◆ Goal of the exercise:
What number of lines hold the word "screenshot"? State that number and nothing besides.

◆ Given entries:

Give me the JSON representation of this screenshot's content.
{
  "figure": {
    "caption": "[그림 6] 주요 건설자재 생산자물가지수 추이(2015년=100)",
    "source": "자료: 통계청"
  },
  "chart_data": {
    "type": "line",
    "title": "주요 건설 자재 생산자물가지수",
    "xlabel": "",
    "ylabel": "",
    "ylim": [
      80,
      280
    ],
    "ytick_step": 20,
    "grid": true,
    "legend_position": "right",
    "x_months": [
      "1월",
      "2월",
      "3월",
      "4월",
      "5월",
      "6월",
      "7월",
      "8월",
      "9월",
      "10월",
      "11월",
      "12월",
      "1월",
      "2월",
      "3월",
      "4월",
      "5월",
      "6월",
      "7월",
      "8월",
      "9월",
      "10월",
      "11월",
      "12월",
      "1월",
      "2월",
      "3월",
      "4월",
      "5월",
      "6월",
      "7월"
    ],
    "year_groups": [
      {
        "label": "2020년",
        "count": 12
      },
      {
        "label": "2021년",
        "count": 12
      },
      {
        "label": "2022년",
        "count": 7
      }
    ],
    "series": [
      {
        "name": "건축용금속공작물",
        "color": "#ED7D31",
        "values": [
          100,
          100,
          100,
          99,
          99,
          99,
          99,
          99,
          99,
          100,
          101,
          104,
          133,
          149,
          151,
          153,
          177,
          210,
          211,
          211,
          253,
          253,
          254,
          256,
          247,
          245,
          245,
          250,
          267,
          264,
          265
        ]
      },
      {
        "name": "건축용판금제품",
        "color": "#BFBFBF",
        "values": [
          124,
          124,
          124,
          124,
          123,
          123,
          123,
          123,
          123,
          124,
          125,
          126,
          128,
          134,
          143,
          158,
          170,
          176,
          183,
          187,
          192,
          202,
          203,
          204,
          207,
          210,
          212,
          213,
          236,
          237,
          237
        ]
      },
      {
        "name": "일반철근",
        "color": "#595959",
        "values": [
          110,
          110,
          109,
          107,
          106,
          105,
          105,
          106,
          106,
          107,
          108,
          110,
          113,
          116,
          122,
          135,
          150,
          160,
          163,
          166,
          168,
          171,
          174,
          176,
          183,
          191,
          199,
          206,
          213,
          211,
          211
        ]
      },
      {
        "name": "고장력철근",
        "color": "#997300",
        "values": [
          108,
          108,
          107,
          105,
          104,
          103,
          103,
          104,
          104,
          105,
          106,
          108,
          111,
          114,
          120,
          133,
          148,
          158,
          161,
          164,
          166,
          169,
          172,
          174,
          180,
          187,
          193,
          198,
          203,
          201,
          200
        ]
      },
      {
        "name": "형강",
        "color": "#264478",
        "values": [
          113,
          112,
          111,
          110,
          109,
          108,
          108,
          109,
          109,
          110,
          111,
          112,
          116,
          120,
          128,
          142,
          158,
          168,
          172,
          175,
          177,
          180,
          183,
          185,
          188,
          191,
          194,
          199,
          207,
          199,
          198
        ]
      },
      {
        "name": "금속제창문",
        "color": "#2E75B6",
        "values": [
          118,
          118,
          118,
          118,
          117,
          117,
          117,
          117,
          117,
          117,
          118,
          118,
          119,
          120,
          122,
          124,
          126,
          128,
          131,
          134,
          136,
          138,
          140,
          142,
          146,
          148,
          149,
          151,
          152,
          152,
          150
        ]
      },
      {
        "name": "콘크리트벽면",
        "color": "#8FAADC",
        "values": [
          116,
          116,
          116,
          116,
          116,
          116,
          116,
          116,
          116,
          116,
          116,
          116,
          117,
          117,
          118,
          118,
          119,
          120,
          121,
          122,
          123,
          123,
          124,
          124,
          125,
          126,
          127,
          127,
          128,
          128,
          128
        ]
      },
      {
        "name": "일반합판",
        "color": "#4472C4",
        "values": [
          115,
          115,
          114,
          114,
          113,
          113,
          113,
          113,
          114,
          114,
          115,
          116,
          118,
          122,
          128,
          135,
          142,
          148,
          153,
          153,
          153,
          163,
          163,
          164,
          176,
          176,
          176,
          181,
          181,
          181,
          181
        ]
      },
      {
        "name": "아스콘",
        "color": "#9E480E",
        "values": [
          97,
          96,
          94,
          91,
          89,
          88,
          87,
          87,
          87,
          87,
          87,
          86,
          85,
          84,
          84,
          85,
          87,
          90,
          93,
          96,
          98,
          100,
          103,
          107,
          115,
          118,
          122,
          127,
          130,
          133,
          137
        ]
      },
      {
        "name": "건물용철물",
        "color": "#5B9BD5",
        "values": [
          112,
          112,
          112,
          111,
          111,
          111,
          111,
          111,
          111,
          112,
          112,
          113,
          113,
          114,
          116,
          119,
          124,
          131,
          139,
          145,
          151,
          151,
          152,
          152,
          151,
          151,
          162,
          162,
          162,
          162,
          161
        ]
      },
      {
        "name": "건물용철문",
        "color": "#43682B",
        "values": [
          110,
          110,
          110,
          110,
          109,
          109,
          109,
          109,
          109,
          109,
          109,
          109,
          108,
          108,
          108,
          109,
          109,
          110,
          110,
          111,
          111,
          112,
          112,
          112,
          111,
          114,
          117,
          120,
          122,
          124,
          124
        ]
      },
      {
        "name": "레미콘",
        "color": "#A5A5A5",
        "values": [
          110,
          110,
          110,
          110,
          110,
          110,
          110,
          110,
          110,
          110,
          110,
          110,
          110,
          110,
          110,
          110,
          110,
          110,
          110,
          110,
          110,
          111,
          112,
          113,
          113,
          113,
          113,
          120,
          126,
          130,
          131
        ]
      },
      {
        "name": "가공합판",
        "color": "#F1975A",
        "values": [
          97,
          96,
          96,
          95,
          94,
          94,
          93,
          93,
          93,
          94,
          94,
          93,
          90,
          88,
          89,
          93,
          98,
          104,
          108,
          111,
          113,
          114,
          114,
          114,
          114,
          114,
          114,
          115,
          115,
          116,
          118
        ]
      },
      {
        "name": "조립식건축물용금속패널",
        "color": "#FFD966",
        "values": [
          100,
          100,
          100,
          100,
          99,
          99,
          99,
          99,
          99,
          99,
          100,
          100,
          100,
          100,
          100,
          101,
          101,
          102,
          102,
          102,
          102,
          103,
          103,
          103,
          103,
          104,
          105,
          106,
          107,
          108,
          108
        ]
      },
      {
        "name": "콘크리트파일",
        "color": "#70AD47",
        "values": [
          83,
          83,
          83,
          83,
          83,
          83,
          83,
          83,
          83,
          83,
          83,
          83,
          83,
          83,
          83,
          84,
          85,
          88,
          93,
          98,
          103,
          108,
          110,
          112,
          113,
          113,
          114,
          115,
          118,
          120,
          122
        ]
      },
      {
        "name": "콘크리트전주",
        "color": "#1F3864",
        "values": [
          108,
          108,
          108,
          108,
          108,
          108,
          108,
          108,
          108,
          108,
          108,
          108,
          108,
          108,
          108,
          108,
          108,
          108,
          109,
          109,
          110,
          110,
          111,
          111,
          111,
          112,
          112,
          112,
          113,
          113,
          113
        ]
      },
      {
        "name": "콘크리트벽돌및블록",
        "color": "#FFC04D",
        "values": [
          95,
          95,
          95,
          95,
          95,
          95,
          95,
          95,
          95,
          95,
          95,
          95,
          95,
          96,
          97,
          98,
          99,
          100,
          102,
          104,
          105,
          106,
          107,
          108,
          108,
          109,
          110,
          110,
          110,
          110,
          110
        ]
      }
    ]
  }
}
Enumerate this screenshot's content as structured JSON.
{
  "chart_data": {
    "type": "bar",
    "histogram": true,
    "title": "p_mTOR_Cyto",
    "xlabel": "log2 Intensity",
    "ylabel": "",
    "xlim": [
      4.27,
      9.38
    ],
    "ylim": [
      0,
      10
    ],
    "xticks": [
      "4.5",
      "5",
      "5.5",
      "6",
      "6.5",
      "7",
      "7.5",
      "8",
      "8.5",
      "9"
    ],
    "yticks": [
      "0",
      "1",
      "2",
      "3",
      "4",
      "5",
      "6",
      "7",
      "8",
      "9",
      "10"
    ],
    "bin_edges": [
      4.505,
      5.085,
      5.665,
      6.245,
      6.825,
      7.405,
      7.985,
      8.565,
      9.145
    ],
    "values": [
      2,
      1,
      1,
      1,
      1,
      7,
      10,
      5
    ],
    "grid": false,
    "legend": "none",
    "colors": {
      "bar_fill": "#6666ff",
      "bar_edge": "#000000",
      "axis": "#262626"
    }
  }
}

◆ Task solution:
2